(Stored items)
* begin *

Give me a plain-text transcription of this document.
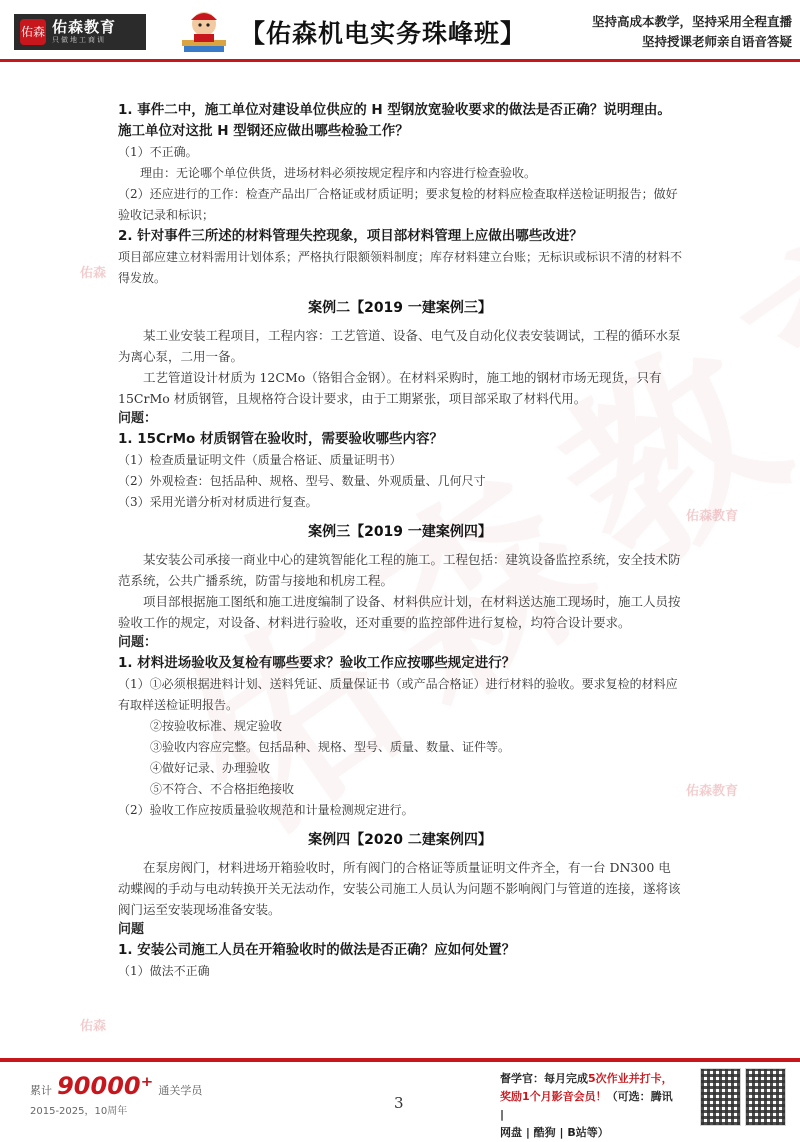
佑森 佑森教育
只做地工商训	【佑森机电实务珠峰班】	坚持高成本教学，坚持采用全程直播
坚持授课老师亲自语音答疑
佑森
佑森教育
佑森教育
佑森

1. 事件二中，施工单位对建设单位供应的 H 型钢放宽验收要求的做法是否正确？说明理由。施工单位对这批 H 型钢还应做出哪些检验工作？

（1）不正确。

理由：无论哪个单位供货，进场材料必须按规定程序和内容进行检查验收。

（2）还应进行的工作：检查产品出厂合格证或材质证明；要求复检的材料应检查取样送检证明报告；做好验收记录和标识；

2. 针对事件三所述的材料管理失控现象，项目部材料管理上应做出哪些改进？

项目部应建立材料需用计划体系；严格执行限额领料制度；库存材料建立台账；无标识或标识不清的材料不得发放。

案例二【2019 一建案例三】

某工业安装工程项目，工程内容：工艺管道、设备、电气及自动化仪表安装调试，工程的循环水泵为离心泵，二用一备。

工艺管道设计材质为 12CMo（铬钼合金钢）。在材料采购时，施工地的钢材市场无现货，只有 15CrMo 材质钢管，且规格符合设计要求，由于工期紧张，项目部采取了材料代用。

问题：

1. 15CrMo 材质钢管在验收时，需要验收哪些内容？

（1）检查质量证明文件（质量合格证、质量证明书）

（2）外观检查：包括品种、规格、型号、数量、外观质量、几何尺寸

（3）采用光谱分析对材质进行复查。

案例三【2019 一建案例四】

某安装公司承接一商业中心的建筑智能化工程的施工。工程包括：建筑设备监控系统，安全技术防范系统，公共广播系统，防雷与接地和机房工程。

项目部根据施工图纸和施工进度编制了设备、材料供应计划，在材料送达施工现场时，施工人员按验收工作的规定，对设备、材料进行验收，还对重要的监控部件进行复检，均符合设计要求。

问题：

1. 材料进场验收及复检有哪些要求？验收工作应按哪些规定进行？

（1）①必须根据进料计划、送料凭证、质量保证书（或产品合格证）进行材料的验收。要求复检的材料应有取样送检证明报告。

②按验收标准、规定验收

③验收内容应完整。包括品种、规格、型号、质量、数量、证件等。

④做好记录、办理验收

⑤不符合、不合格拒绝接收

（2）验收工作应按质量验收规范和计量检测规定进行。

案例四【2020 二建案例四】

在泵房阀门，材料进场开箱验收时，所有阀门的合格证等质量证明文件齐全，有一台 DN300 电动蝶阀的手动与电动转换开关无法动作，安装公司施工人员认为问题不影响阀门与管道的连接，遂将该阀门运至安装现场准备安装。

问题

1. 安装公司施工人员在开箱验收时的做法是否正确？应如何处置？

（1）做法不正确

累计 90000⁺ 通关学员
2015-2025，10周年	3
督学官：每月完成5次作业并打卡，
奖励1个月影音会员！（可选：腾讯 |
网盘 | 酷狗 | B站等）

* end *

• _Instructions for the task_: All of the entries above should be duplicated exactly, except for the pictures.

• _Exercise solution_:
Give me a plain-text transcription of this document.
佑森 佑森教育
只做地工商训	【佑森机电实务珠峰班】	坚持高成本教学，坚持采用全程直播
坚持授课老师亲自语音答疑
佑森
佑森教育
佑森教育
佑森

1. 事件二中，施工单位对建设单位供应的 H 型钢放宽验收要求的做法是否正确？说明理由。施工单位对这批 H 型钢还应做出哪些检验工作？

（1）不正确。

理由：无论哪个单位供货，进场材料必须按规定程序和内容进行检查验收。

（2）还应进行的工作：检查产品出厂合格证或材质证明；要求复检的材料应检查取样送检证明报告；做好验收记录和标识；

2. 针对事件三所述的材料管理失控现象，项目部材料管理上应做出哪些改进？

项目部应建立材料需用计划体系；严格执行限额领料制度；库存材料建立台账；无标识或标识不清的材料不得发放。

案例二【2019 一建案例三】

某工业安装工程项目，工程内容：工艺管道、设备、电气及自动化仪表安装调试，工程的循环水泵为离心泵，二用一备。

工艺管道设计材质为 12CMo（铬钼合金钢）。在材料采购时，施工地的钢材市场无现货，只有 15CrMo 材质钢管，且规格符合设计要求，由于工期紧张，项目部采取了材料代用。

问题：

1. 15CrMo 材质钢管在验收时，需要验收哪些内容？

（1）检查质量证明文件（质量合格证、质量证明书）

（2）外观检查：包括品种、规格、型号、数量、外观质量、几何尺寸

（3）采用光谱分析对材质进行复查。

案例三【2019 一建案例四】

某安装公司承接一商业中心的建筑智能化工程的施工。工程包括：建筑设备监控系统，安全技术防范系统，公共广播系统，防雷与接地和机房工程。

项目部根据施工图纸和施工进度编制了设备、材料供应计划，在材料送达施工现场时，施工人员按验收工作的规定，对设备、材料进行验收，还对重要的监控部件进行复检，均符合设计要求。

问题：

1. 材料进场验收及复检有哪些要求？验收工作应按哪些规定进行？

（1）①必须根据进料计划、送料凭证、质量保证书（或产品合格证）进行材料的验收。要求复检的材料应有取样送检证明报告。

②按验收标准、规定验收

③验收内容应完整。包括品种、规格、型号、质量、数量、证件等。

④做好记录、办理验收

⑤不符合、不合格拒绝接收

（2）验收工作应按质量验收规范和计量检测规定进行。

案例四【2020 二建案例四】

在泵房阀门，材料进场开箱验收时，所有阀门的合格证等质量证明文件齐全，有一台 DN300 电动蝶阀的手动与电动转换开关无法动作，安装公司施工人员认为问题不影响阀门与管道的连接，遂将该阀门运至安装现场准备安装。

问题

1. 安装公司施工人员在开箱验收时的做法是否正确？应如何处置？

（1）做法不正确

累计 90000⁺ 通关学员
2015-2025，10周年	3
督学官：每月完成5次作业并打卡，
奖励1个月影音会员！（可选：腾讯 |
网盘 | 酷狗 | B站等）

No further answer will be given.